> _PROBLEM TO WORK ON_
Identify every line in the records below that contains the word "delete", and copy each of those lines.
━━━ DATA LISTING ━━━
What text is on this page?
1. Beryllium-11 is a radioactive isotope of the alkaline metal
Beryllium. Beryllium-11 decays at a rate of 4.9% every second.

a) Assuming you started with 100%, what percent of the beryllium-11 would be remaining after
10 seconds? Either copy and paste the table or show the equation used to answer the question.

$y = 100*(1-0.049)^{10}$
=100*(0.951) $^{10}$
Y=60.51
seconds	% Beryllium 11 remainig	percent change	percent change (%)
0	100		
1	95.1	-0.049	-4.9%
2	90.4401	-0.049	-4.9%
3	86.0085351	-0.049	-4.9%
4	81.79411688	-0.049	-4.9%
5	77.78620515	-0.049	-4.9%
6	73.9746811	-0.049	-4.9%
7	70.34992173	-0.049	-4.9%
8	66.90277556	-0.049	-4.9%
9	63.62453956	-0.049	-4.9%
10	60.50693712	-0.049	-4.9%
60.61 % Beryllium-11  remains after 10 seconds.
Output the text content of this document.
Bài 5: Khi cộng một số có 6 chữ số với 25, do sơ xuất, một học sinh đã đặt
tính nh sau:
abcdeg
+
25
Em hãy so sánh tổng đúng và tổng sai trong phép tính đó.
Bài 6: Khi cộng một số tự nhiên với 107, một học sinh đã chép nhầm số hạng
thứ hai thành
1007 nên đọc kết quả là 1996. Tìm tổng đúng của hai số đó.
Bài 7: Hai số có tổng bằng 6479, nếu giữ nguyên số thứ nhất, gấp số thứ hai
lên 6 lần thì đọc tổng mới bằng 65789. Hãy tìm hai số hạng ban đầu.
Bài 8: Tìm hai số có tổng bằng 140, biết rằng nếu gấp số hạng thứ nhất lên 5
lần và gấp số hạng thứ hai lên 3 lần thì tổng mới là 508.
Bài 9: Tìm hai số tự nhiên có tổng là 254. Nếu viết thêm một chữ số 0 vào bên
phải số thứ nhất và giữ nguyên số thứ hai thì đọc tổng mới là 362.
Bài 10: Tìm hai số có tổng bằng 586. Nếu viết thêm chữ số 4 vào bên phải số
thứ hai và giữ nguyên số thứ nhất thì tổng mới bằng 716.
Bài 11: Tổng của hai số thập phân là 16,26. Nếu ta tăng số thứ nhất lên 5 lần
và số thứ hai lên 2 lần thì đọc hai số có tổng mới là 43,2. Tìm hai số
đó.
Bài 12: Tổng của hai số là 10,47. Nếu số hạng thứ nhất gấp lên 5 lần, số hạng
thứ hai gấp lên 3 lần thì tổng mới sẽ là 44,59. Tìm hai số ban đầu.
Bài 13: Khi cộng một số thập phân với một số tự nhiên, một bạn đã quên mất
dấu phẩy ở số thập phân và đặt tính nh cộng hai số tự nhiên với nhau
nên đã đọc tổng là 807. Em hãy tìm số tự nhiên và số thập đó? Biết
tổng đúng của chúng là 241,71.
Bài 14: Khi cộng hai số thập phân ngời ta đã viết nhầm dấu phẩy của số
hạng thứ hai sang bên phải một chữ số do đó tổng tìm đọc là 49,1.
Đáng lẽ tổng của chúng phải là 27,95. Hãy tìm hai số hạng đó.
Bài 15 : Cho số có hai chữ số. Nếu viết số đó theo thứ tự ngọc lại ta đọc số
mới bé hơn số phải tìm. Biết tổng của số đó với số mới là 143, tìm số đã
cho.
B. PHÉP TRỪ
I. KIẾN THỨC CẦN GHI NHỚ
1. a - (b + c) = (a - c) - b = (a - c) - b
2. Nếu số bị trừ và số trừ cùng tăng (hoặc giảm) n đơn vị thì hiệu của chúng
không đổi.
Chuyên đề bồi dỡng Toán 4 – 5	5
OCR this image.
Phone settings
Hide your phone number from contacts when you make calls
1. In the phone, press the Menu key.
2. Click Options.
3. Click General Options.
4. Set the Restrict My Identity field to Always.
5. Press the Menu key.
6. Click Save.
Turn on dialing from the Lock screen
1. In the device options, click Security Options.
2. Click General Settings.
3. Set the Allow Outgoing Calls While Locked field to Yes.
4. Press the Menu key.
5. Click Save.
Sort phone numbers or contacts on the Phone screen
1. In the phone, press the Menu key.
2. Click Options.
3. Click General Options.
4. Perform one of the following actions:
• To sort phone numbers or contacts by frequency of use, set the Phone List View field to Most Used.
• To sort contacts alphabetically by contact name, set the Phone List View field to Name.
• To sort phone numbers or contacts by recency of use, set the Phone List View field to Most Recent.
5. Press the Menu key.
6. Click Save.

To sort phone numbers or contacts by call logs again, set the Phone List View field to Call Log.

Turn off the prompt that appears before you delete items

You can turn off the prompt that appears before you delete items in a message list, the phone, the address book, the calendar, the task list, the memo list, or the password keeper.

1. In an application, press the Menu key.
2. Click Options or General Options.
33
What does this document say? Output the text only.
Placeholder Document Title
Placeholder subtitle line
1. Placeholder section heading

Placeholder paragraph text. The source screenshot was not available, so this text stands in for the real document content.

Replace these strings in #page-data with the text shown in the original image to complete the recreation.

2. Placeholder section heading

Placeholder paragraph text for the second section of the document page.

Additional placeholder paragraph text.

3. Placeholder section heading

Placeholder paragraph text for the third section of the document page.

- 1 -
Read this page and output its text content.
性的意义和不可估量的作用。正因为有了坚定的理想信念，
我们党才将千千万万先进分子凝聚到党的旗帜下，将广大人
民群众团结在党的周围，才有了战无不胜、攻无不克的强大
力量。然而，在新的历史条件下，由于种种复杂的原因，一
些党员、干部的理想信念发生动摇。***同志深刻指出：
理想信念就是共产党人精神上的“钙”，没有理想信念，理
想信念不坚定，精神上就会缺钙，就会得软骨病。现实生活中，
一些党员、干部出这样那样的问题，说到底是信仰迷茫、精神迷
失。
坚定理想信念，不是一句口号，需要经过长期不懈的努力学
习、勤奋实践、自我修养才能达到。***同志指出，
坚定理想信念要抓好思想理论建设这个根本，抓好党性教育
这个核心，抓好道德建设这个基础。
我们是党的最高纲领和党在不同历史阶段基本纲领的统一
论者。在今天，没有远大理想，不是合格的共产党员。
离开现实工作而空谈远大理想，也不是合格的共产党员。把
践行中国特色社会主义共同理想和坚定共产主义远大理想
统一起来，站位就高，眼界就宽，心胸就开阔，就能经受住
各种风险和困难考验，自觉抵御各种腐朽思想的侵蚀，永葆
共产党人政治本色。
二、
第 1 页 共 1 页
━━━
> _THE COMPLETED TASK_
Turn off the prompt that appears before you delete items
You can turn off the prompt that appears before you delete items in a message list, the phone, the address book, the calendar, the task list, the memo list, or the password keeper.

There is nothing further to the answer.